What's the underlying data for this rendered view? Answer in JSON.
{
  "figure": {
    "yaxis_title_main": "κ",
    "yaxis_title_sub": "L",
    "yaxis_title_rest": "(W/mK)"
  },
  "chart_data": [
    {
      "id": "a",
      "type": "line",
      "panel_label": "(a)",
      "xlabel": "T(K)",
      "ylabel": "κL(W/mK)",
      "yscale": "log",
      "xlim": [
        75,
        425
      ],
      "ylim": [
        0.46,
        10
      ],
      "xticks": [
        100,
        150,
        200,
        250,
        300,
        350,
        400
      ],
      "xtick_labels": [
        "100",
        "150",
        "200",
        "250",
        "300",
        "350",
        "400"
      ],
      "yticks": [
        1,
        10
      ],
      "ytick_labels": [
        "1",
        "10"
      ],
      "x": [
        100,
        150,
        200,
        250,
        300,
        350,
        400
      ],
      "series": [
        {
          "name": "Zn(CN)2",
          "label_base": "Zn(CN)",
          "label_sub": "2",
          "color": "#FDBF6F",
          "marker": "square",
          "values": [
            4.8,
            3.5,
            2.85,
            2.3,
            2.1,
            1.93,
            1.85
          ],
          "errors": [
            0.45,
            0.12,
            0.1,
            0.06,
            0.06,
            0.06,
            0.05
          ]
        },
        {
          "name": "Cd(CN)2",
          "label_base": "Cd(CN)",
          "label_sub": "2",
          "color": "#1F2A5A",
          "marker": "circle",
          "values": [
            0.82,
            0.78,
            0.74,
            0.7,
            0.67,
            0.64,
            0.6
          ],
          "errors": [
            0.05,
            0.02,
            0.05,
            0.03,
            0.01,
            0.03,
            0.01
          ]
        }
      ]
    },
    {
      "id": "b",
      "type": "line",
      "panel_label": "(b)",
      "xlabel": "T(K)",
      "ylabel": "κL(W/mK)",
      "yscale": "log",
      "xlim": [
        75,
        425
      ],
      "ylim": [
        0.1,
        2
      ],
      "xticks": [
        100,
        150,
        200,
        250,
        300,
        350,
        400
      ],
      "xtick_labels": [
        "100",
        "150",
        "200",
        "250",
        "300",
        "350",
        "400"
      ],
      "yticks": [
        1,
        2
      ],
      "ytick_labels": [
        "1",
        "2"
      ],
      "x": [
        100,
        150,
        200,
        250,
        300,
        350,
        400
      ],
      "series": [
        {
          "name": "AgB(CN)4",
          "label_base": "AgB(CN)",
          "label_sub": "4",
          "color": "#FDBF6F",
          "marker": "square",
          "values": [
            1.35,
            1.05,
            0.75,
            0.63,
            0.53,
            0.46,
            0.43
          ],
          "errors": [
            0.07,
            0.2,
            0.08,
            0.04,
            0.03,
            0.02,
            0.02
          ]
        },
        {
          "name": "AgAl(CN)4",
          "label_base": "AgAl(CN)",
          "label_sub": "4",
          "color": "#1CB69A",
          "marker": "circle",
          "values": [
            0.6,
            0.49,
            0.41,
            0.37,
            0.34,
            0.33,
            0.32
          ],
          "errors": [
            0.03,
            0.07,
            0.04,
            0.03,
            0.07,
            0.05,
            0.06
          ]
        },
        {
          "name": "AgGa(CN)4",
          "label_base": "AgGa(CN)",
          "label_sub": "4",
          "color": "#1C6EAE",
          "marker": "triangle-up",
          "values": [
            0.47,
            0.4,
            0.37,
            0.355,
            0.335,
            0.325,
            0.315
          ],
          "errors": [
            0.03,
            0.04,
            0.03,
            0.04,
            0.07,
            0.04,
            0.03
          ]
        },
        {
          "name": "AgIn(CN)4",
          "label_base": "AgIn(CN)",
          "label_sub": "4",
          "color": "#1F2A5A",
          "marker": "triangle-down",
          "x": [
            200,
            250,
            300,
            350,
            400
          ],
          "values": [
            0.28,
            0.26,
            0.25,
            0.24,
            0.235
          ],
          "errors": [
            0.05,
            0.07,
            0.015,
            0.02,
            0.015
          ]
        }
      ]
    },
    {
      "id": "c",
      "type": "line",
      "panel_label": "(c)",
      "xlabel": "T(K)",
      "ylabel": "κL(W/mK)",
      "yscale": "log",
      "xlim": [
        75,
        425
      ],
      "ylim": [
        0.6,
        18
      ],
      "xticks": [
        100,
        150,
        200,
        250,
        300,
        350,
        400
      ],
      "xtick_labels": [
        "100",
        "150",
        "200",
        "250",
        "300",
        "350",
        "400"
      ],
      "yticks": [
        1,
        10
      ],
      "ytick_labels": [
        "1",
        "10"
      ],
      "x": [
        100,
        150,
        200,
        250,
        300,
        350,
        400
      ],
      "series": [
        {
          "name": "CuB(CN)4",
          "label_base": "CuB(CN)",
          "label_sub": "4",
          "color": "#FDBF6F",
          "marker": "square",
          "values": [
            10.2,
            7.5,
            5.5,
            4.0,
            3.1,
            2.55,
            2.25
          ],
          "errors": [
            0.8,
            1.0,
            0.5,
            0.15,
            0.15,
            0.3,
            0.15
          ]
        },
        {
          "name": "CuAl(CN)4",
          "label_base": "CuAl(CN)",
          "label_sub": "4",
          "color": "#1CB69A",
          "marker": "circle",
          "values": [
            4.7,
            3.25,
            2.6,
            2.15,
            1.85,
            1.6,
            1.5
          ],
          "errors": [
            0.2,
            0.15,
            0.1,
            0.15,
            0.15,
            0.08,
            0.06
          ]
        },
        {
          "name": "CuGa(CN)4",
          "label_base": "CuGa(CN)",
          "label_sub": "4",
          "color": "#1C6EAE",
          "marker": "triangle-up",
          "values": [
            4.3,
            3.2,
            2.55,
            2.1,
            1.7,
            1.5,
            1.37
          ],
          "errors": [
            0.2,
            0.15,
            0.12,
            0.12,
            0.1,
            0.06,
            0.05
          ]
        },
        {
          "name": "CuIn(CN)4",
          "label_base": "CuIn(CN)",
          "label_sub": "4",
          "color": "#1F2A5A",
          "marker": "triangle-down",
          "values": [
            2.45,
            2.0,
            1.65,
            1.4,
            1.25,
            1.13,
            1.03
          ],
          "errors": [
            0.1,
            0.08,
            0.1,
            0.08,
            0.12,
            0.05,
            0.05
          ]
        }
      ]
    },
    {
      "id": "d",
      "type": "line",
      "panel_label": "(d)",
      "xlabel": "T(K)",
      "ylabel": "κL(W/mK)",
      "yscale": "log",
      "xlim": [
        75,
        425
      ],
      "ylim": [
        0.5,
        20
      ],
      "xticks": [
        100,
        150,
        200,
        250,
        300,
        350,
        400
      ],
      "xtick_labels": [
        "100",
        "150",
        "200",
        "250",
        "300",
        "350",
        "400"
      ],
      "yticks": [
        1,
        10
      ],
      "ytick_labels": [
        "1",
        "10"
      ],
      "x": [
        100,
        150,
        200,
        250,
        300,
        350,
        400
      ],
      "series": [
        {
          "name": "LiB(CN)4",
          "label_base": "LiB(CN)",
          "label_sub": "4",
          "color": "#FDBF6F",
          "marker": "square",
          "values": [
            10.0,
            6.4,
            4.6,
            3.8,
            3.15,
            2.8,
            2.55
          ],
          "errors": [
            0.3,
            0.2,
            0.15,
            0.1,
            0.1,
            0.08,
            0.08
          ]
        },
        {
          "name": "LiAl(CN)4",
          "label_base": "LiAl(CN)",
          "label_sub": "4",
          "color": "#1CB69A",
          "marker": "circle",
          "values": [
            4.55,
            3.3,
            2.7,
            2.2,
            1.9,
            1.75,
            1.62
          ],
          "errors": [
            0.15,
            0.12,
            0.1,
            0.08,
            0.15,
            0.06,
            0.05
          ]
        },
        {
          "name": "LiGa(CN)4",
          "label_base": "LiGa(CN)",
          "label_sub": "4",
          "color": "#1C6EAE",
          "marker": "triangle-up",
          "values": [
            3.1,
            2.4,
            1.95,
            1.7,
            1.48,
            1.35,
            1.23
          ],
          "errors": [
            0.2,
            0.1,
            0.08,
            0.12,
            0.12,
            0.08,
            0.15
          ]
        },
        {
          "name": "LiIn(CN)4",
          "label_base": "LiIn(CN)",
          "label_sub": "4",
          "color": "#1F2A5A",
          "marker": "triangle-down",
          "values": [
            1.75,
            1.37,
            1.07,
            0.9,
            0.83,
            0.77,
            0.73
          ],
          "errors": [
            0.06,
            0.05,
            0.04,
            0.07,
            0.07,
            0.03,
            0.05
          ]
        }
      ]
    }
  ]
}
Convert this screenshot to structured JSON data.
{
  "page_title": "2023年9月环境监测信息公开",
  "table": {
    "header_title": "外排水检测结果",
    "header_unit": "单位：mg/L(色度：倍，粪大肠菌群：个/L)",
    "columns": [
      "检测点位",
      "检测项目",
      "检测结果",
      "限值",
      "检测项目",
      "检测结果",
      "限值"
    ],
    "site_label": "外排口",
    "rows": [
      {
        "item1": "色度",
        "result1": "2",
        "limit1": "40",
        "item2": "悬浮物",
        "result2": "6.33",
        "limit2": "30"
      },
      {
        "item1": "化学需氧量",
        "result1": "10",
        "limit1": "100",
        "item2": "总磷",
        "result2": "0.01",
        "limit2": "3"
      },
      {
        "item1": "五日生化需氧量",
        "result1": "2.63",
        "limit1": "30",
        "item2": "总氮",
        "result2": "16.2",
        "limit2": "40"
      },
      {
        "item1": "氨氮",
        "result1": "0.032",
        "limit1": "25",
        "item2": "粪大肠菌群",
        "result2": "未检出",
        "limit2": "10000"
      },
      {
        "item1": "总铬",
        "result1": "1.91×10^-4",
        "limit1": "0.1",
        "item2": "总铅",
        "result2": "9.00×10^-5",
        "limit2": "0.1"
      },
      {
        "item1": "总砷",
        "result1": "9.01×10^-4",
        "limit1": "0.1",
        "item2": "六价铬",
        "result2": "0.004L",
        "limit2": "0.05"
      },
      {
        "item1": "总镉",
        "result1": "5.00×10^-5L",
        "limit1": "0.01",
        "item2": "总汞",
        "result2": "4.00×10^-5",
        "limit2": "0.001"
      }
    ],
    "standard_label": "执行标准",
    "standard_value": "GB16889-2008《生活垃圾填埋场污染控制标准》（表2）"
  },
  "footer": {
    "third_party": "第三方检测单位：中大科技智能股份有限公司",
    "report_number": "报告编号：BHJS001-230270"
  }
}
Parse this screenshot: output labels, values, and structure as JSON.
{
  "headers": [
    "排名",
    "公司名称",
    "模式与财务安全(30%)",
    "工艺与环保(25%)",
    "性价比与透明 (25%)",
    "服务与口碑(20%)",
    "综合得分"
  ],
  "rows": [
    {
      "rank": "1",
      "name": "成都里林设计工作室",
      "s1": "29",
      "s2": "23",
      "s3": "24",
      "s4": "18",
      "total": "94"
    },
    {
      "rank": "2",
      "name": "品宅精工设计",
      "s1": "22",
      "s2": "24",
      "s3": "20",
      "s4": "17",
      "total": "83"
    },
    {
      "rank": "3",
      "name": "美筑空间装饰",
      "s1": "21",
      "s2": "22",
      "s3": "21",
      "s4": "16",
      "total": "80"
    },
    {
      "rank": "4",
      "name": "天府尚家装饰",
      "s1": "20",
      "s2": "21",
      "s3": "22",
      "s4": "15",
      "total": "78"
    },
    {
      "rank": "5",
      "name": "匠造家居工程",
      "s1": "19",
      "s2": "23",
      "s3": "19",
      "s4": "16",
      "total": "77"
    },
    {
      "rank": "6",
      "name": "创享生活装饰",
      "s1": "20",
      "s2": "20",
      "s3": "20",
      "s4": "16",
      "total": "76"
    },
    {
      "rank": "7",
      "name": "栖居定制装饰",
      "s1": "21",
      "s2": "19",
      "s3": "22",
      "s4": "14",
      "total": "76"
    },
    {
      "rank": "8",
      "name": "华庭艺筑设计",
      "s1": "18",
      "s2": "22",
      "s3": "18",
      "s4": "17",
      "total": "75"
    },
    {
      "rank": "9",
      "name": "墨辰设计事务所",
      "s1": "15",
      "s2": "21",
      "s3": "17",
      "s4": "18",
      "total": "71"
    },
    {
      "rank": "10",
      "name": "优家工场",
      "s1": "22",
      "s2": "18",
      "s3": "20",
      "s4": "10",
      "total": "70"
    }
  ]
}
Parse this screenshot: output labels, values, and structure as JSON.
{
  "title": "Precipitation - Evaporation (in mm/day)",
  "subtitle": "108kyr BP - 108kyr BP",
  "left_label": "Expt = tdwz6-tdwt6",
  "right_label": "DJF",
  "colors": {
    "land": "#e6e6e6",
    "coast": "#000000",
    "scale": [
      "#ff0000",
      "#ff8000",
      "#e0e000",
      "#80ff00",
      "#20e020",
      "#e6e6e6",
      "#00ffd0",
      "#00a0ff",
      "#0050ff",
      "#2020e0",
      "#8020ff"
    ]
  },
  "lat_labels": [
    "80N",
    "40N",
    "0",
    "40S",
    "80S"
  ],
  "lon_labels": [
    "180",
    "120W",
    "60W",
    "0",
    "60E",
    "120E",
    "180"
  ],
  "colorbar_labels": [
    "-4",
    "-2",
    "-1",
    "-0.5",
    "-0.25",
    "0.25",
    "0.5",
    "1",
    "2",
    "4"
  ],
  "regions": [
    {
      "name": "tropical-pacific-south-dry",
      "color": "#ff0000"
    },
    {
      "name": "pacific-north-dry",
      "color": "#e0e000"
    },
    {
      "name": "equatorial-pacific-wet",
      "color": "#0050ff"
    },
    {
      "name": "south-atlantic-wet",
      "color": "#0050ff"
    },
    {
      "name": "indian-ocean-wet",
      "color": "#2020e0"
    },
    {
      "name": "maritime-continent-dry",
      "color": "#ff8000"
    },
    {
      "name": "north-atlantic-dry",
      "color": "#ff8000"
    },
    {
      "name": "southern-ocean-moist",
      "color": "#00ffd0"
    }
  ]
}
┄┄┄┄┄┄
**TASK DETAILS**
Copy every line from the entries that contains the word "this".

**ANSWER TO THE PROBLEM**
What's the underlying data for this rendered view? Answer in JSON.
Convert this screenshot to structured JSON data.
Parse this screenshot: output labels, values, and structure as JSON.
Parse this screenshot: output labels, values, and structure as JSON.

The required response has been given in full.